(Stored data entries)

******

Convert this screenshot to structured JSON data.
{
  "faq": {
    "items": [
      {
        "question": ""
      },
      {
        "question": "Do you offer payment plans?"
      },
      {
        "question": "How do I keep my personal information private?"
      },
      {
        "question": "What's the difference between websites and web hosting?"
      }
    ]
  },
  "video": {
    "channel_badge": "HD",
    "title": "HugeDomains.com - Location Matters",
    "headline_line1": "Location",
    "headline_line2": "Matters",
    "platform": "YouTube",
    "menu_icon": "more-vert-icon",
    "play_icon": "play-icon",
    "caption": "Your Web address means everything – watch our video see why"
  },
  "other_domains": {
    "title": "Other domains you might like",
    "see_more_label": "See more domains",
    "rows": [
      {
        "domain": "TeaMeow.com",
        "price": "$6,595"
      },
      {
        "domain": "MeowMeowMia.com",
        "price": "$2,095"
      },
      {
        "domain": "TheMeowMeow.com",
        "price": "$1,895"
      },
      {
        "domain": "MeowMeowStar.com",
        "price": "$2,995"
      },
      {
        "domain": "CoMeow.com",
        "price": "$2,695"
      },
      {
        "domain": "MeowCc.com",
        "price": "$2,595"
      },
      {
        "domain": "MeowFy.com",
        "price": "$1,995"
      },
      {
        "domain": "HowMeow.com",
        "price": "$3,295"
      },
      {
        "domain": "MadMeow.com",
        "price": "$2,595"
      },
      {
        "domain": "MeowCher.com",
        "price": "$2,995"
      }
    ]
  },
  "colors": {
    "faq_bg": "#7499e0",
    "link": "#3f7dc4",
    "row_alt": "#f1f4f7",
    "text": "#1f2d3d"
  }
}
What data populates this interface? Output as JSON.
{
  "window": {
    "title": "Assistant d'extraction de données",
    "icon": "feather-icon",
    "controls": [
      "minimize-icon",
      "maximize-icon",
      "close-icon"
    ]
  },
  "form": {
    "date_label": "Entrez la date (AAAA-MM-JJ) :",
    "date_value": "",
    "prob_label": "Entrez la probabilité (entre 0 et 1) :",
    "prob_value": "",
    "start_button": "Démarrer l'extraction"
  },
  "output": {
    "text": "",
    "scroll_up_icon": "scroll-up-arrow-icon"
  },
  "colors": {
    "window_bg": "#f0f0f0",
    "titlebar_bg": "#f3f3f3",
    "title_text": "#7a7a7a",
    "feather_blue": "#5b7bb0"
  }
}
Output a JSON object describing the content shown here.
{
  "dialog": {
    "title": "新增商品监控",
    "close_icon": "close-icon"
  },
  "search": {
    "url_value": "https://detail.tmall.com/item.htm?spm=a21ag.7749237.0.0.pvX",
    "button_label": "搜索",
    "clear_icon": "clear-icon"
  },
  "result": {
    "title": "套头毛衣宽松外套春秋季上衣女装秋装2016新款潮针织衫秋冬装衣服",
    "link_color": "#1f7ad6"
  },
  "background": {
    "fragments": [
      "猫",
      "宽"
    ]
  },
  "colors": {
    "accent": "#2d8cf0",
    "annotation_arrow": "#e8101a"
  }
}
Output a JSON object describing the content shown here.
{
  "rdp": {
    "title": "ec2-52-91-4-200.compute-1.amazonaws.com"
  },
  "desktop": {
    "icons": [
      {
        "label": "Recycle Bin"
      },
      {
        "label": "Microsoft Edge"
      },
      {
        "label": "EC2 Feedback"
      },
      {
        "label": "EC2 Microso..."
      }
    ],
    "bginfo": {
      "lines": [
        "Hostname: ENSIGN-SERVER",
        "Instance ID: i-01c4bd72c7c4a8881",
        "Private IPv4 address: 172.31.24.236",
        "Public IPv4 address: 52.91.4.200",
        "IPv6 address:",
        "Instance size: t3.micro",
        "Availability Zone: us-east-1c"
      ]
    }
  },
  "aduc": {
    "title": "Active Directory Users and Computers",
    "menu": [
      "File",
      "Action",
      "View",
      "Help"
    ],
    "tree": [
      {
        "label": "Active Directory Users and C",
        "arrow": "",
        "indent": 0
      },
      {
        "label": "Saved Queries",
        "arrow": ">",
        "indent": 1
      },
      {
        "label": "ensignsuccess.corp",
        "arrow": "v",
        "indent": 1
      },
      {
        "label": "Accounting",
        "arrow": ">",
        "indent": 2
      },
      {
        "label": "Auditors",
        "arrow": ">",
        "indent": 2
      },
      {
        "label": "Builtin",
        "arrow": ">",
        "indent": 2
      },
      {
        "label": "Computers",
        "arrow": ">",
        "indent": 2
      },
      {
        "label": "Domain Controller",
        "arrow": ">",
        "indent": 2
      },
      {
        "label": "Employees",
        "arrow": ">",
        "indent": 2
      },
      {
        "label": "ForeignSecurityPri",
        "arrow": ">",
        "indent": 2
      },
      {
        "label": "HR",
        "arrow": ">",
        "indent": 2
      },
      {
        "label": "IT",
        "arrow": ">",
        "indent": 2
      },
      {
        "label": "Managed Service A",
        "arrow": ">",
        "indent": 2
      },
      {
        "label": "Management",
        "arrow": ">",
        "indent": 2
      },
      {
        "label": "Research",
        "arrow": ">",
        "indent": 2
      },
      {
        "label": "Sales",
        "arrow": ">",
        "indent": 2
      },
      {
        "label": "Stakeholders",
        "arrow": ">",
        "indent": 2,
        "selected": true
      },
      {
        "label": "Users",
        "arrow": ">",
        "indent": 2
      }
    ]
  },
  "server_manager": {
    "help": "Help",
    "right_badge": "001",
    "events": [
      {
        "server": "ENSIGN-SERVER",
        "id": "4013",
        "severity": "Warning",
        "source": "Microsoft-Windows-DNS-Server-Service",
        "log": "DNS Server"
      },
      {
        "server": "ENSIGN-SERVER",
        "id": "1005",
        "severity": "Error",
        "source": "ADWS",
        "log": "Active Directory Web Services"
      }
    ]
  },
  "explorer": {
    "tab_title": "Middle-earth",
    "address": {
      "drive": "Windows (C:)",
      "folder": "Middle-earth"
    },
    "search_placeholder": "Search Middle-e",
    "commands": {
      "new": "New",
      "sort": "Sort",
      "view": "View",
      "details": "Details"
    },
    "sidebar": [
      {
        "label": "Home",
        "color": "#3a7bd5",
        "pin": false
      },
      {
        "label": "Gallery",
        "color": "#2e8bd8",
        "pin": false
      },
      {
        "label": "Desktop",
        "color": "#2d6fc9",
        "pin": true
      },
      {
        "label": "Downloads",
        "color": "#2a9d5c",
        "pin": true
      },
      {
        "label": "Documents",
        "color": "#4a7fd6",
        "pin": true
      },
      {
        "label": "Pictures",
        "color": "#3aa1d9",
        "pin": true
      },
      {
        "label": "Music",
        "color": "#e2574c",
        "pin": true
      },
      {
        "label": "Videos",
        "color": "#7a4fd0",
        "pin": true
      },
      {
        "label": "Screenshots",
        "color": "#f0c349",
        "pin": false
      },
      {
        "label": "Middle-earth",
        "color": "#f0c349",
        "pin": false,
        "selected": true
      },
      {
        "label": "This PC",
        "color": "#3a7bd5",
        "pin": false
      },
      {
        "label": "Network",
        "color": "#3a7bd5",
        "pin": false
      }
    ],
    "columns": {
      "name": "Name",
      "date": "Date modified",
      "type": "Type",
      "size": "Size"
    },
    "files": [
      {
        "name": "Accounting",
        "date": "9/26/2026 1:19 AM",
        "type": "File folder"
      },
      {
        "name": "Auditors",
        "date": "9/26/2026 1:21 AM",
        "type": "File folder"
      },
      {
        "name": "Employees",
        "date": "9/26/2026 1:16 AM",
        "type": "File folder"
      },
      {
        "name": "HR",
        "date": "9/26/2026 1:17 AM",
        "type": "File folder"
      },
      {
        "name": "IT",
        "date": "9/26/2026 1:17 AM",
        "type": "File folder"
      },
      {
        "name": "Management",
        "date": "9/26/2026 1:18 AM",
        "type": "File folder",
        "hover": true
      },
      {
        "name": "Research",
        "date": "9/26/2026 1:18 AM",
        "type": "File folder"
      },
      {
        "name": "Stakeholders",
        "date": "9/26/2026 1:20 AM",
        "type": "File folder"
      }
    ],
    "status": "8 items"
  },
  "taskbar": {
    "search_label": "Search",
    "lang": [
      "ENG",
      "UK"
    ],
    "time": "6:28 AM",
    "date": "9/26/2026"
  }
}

******

• [PROBLEM REQUIREMENTS]:
Check each line of the records above for "Active", and copy those that have it.

• [EXERCISE RESPONSE]:
    "title": "Active Directory Users and Computers",
        "label": "Active Directory Users and C",
        "log": "Active Directory Web Services"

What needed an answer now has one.